**Exercise details:** Would you copy out the whole listing exactly as given?
%%
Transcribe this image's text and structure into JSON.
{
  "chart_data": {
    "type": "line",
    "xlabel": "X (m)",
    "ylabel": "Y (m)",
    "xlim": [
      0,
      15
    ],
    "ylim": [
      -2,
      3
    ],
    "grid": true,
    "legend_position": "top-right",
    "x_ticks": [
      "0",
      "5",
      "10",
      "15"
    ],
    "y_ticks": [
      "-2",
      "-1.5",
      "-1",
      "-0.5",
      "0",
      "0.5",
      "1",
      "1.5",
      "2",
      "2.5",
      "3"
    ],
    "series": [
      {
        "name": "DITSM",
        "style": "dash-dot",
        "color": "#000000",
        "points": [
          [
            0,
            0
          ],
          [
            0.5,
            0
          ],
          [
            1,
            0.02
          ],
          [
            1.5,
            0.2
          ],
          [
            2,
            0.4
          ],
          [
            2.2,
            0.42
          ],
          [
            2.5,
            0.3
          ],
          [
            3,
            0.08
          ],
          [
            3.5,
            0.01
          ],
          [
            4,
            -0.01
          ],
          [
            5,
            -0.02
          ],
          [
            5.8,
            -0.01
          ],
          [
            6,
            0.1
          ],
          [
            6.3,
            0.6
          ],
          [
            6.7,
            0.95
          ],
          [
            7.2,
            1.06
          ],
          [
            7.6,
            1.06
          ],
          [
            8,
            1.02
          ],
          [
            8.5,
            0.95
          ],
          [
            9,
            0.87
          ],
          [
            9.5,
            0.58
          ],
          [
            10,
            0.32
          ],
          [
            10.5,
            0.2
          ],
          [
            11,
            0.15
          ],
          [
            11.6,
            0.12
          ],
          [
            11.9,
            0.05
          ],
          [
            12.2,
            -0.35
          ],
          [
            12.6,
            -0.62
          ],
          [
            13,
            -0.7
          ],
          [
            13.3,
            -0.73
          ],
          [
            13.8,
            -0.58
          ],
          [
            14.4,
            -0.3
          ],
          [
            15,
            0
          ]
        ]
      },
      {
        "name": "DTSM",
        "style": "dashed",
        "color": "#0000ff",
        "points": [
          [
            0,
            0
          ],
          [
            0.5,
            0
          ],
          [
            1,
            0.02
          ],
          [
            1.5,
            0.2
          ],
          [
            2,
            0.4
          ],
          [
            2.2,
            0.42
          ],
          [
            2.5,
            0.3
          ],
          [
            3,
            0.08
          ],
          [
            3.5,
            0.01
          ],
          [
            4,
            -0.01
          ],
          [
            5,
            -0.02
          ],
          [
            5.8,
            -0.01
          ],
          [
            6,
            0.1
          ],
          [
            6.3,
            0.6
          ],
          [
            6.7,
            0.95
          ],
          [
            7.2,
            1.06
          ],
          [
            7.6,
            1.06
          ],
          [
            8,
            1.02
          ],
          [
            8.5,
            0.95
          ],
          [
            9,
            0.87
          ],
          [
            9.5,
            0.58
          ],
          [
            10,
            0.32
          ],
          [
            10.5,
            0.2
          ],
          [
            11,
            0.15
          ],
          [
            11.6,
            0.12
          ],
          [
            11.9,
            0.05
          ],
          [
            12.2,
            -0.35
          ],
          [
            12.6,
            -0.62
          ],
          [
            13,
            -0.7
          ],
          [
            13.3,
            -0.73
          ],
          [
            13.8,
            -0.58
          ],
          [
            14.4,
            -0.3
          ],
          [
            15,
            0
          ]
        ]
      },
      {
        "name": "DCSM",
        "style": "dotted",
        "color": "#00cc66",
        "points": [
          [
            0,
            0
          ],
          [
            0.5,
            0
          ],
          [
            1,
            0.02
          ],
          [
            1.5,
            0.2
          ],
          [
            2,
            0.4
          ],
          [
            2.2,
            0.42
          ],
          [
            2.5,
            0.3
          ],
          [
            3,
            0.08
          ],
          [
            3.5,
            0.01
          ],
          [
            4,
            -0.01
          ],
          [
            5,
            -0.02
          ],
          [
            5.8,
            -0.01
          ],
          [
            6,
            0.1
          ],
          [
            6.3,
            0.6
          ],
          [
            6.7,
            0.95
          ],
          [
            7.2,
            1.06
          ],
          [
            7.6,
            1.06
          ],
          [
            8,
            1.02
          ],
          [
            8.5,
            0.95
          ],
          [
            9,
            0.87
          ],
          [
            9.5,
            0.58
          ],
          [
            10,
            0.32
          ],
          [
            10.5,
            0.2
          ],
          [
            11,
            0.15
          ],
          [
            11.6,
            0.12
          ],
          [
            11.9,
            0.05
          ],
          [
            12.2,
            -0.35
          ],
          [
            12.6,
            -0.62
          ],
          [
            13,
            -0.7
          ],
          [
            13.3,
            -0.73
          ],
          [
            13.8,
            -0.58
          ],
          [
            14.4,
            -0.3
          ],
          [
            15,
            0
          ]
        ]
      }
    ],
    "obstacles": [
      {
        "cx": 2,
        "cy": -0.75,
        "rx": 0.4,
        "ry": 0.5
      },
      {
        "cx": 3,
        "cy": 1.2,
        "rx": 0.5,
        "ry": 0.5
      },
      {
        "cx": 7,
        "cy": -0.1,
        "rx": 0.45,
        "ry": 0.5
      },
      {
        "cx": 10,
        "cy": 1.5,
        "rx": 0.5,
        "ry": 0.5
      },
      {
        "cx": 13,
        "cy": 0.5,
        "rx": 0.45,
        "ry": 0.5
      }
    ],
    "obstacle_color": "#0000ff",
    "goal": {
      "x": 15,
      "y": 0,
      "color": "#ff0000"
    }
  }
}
%%
**Response for this exercise:**
Transcribe this image's text and structure into JSON.
{
  "chart_data": {
    "type": "line",
    "xlabel": "X (m)",
    "ylabel": "Y (m)",
    "xlim": [
      0,
      15
    ],
    "ylim": [
      -2,
      3
    ],
    "grid": true,
    "legend_position": "top-right",
    "x_ticks": [
      "0",
      "5",
      "10",
      "15"
    ],
    "y_ticks": [
      "-2",
      "-1.5",
      "-1",
      "-0.5",
      "0",
      "0.5",
      "1",
      "1.5",
      "2",
      "2.5",
      "3"
    ],
    "series": [
      {
        "name": "DITSM",
        "style": "dash-dot",
        "color": "#000000",
        "points": [
          [
            0,
            0
          ],
          [
            0.5,
            0
          ],
          [
            1,
            0.02
          ],
          [
            1.5,
            0.2
          ],
          [
            2,
            0.4
          ],
          [
            2.2,
            0.42
          ],
          [
            2.5,
            0.3
          ],
          [
            3,
            0.08
          ],
          [
            3.5,
            0.01
          ],
          [
            4,
            -0.01
          ],
          [
            5,
            -0.02
          ],
          [
            5.8,
            -0.01
          ],
          [
            6,
            0.1
          ],
          [
            6.3,
            0.6
          ],
          [
            6.7,
            0.95
          ],
          [
            7.2,
            1.06
          ],
          [
            7.6,
            1.06
          ],
          [
            8,
            1.02
          ],
          [
            8.5,
            0.95
          ],
          [
            9,
            0.87
          ],
          [
            9.5,
            0.58
          ],
          [
            10,
            0.32
          ],
          [
            10.5,
            0.2
          ],
          [
            11,
            0.15
          ],
          [
            11.6,
            0.12
          ],
          [
            11.9,
            0.05
          ],
          [
            12.2,
            -0.35
          ],
          [
            12.6,
            -0.62
          ],
          [
            13,
            -0.7
          ],
          [
            13.3,
            -0.73
          ],
          [
            13.8,
            -0.58
          ],
          [
            14.4,
            -0.3
          ],
          [
            15,
            0
          ]
        ]
      },
      {
        "name": "DTSM",
        "style": "dashed",
        "color": "#0000ff",
        "points": [
          [
            0,
            0
          ],
          [
            0.5,
            0
          ],
          [
            1,
            0.02
          ],
          [
            1.5,
            0.2
          ],
          [
            2,
            0.4
          ],
          [
            2.2,
            0.42
          ],
          [
            2.5,
            0.3
          ],
          [
            3,
            0.08
          ],
          [
            3.5,
            0.01
          ],
          [
            4,
            -0.01
          ],
          [
            5,
            -0.02
          ],
          [
            5.8,
            -0.01
          ],
          [
            6,
            0.1
          ],
          [
            6.3,
            0.6
          ],
          [
            6.7,
            0.95
          ],
          [
            7.2,
            1.06
          ],
          [
            7.6,
            1.06
          ],
          [
            8,
            1.02
          ],
          [
            8.5,
            0.95
          ],
          [
            9,
            0.87
          ],
          [
            9.5,
            0.58
          ],
          [
            10,
            0.32
          ],
          [
            10.5,
            0.2
          ],
          [
            11,
            0.15
          ],
          [
            11.6,
            0.12
          ],
          [
            11.9,
            0.05
          ],
          [
            12.2,
            -0.35
          ],
          [
            12.6,
            -0.62
          ],
          [
            13,
            -0.7
          ],
          [
            13.3,
            -0.73
          ],
          [
            13.8,
            -0.58
          ],
          [
            14.4,
            -0.3
          ],
          [
            15,
            0
          ]
        ]
      },
      {
        "name": "DCSM",
        "style": "dotted",
        "color": "#00cc66",
        "points": [
          [
            0,
            0
          ],
          [
            0.5,
            0
          ],
          [
            1,
            0.02
          ],
          [
            1.5,
            0.2
          ],
          [
            2,
            0.4
          ],
          [
            2.2,
            0.42
          ],
          [
            2.5,
            0.3
          ],
          [
            3,
            0.08
          ],
          [
            3.5,
            0.01
          ],
          [
            4,
            -0.01
          ],
          [
            5,
            -0.02
          ],
          [
            5.8,
            -0.01
          ],
          [
            6,
            0.1
          ],
          [
            6.3,
            0.6
          ],
          [
            6.7,
            0.95
          ],
          [
            7.2,
            1.06
          ],
          [
            7.6,
            1.06
          ],
          [
            8,
            1.02
          ],
          [
            8.5,
            0.95
          ],
          [
            9,
            0.87
          ],
          [
            9.5,
            0.58
          ],
          [
            10,
            0.32
          ],
          [
            10.5,
            0.2
          ],
          [
            11,
            0.15
          ],
          [
            11.6,
            0.12
          ],
          [
            11.9,
            0.05
          ],
          [
            12.2,
            -0.35
          ],
          [
            12.6,
            -0.62
          ],
          [
            13,
            -0.7
          ],
          [
            13.3,
            -0.73
          ],
          [
            13.8,
            -0.58
          ],
          [
            14.4,
            -0.3
          ],
          [
            15,
            0
          ]
        ]
      }
    ],
    "obstacles": [
      {
        "cx": 2,
        "cy": -0.75,
        "rx": 0.4,
        "ry": 0.5
      },
      {
        "cx": 3,
        "cy": 1.2,
        "rx": 0.5,
        "ry": 0.5
      },
      {
        "cx": 7,
        "cy": -0.1,
        "rx": 0.45,
        "ry": 0.5
      },
      {
        "cx": 10,
        "cy": 1.5,
        "rx": 0.5,
        "ry": 0.5
      },
      {
        "cx": 13,
        "cy": 0.5,
        "rx": 0.45,
        "ry": 0.5
      }
    ],
    "obstacle_color": "#0000ff",
    "goal": {
      "x": 15,
      "y": 0,
      "color": "#ff0000"
    }
  }
}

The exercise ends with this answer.